:: Problem details ::
Set down every record once more, exactly as given.

[Dataset items]
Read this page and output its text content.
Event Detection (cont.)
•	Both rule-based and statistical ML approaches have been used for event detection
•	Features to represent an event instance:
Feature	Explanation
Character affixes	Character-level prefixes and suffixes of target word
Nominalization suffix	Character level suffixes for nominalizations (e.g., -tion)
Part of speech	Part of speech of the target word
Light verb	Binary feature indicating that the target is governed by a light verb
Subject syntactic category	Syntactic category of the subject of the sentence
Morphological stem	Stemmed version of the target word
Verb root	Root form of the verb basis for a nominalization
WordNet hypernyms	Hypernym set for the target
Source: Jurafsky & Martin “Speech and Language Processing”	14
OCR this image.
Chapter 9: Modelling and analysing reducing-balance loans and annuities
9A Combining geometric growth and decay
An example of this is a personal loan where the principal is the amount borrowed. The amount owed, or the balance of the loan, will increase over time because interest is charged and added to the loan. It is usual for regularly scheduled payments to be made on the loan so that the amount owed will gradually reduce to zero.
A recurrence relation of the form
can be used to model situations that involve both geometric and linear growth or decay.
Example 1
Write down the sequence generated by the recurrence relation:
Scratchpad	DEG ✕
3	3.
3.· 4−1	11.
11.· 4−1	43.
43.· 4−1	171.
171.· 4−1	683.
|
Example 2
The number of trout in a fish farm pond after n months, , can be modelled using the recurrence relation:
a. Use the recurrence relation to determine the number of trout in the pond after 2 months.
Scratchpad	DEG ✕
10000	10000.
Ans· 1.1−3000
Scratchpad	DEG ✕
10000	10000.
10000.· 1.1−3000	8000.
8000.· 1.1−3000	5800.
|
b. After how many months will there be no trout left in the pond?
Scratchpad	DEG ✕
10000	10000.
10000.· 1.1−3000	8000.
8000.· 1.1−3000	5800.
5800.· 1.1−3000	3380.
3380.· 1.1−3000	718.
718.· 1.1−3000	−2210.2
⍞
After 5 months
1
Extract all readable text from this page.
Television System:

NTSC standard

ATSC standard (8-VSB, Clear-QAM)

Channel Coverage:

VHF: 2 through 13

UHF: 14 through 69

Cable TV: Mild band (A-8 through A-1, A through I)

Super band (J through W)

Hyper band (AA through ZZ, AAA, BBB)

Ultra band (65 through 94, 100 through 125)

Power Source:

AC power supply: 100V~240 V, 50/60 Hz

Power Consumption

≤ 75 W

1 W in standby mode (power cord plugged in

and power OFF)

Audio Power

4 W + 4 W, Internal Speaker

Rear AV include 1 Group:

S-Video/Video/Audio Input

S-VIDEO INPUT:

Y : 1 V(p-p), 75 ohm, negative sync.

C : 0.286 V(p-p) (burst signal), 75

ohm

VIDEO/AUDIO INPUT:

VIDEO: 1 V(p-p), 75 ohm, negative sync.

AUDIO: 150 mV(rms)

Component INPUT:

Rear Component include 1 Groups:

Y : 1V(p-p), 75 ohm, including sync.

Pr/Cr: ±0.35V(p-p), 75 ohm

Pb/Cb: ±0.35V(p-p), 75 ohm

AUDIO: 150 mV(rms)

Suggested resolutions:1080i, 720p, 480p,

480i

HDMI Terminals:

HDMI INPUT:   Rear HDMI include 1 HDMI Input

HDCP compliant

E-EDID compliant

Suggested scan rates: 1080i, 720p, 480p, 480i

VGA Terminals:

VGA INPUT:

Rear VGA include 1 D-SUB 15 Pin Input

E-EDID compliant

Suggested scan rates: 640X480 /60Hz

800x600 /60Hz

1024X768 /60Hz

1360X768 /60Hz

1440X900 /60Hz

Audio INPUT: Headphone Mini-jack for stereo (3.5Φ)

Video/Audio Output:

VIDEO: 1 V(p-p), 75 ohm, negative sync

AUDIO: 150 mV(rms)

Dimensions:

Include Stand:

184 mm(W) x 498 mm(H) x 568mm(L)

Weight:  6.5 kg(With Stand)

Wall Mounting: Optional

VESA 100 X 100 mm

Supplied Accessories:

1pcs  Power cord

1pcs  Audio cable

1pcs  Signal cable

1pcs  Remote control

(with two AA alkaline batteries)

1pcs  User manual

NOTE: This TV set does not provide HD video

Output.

:: Result for this task ::
Read this page and output its text content.
Event Detection (cont.)
•	Both rule-based and statistical ML approaches have been used for event detection
•	Features to represent an event instance:
Feature	Explanation
Character affixes	Character-level prefixes and suffixes of target word
Nominalization suffix	Character level suffixes for nominalizations (e.g., -tion)
Part of speech	Part of speech of the target word
Light verb	Binary feature indicating that the target is governed by a light verb
Subject syntactic category	Syntactic category of the subject of the sentence
Morphological stem	Stemmed version of the target word
Verb root	Root form of the verb basis for a nominalization
WordNet hypernyms	Hypernym set for the target
Source: Jurafsky & Martin “Speech and Language Processing”	14
OCR this image.
Chapter 9: Modelling and analysing reducing-balance loans and annuities
9A Combining geometric growth and decay
An example of this is a personal loan where the principal is the amount borrowed. The amount owed, or the balance of the loan, will increase over time because interest is charged and added to the loan. It is usual for regularly scheduled payments to be made on the loan so that the amount owed will gradually reduce to zero.
A recurrence relation of the form
can be used to model situations that involve both geometric and linear growth or decay.
Example 1
Write down the sequence generated by the recurrence relation:
Scratchpad	DEG ✕
3	3.
3.· 4−1	11.
11.· 4−1	43.
43.· 4−1	171.
171.· 4−1	683.
|
Example 2
The number of trout in a fish farm pond after n months, , can be modelled using the recurrence relation:
a. Use the recurrence relation to determine the number of trout in the pond after 2 months.
Scratchpad	DEG ✕
10000	10000.
Ans· 1.1−3000
Scratchpad	DEG ✕
10000	10000.
10000.· 1.1−3000	8000.
8000.· 1.1−3000	5800.
|
b. After how many months will there be no trout left in the pond?
Scratchpad	DEG ✕
10000	10000.
10000.· 1.1−3000	8000.
8000.· 1.1−3000	5800.
5800.· 1.1−3000	3380.
3380.· 1.1−3000	718.
718.· 1.1−3000	−2210.2
⍞
After 5 months
1
Extract all readable text from this page.
Television System:

NTSC standard

ATSC standard (8-VSB, Clear-QAM)

Channel Coverage:

VHF: 2 through 13

UHF: 14 through 69

Cable TV: Mild band (A-8 through A-1, A through I)

Super band (J through W)

Hyper band (AA through ZZ, AAA, BBB)

Ultra band (65 through 94, 100 through 125)

Power Source:

AC power supply: 100V~240 V, 50/60 Hz

Power Consumption

≤ 75 W

1 W in standby mode (power cord plugged in

and power OFF)

Audio Power

4 W + 4 W, Internal Speaker

Rear AV include 1 Group:

S-Video/Video/Audio Input

S-VIDEO INPUT:

Y : 1 V(p-p), 75 ohm, negative sync.

C : 0.286 V(p-p) (burst signal), 75

ohm

VIDEO/AUDIO INPUT:

VIDEO: 1 V(p-p), 75 ohm, negative sync.

AUDIO: 150 mV(rms)

Component INPUT:

Rear Component include 1 Groups:

Y : 1V(p-p), 75 ohm, including sync.

Pr/Cr: ±0.35V(p-p), 75 ohm

Pb/Cb: ±0.35V(p-p), 75 ohm

AUDIO: 150 mV(rms)

Suggested resolutions:1080i, 720p, 480p,

480i

HDMI Terminals:

HDMI INPUT:   Rear HDMI include 1 HDMI Input

HDCP compliant

E-EDID compliant

Suggested scan rates: 1080i, 720p, 480p, 480i

VGA Terminals:

VGA INPUT:

Rear VGA include 1 D-SUB 15 Pin Input

E-EDID compliant

Suggested scan rates: 640X480 /60Hz

800x600 /60Hz

1024X768 /60Hz

1360X768 /60Hz

1440X900 /60Hz

Audio INPUT: Headphone Mini-jack for stereo (3.5Φ)

Video/Audio Output:

VIDEO: 1 V(p-p), 75 ohm, negative sync

AUDIO: 150 mV(rms)

Dimensions:

Include Stand:

184 mm(W) x 498 mm(H) x 568mm(L)

Weight:  6.5 kg(With Stand)

Wall Mounting: Optional

VESA 100 X 100 mm

Supplied Accessories:

1pcs  Power cord

1pcs  Audio cable

1pcs  Signal cable

1pcs  Remote control

(with two AA alkaline batteries)

1pcs  User manual

NOTE: This TV set does not provide HD video

Output.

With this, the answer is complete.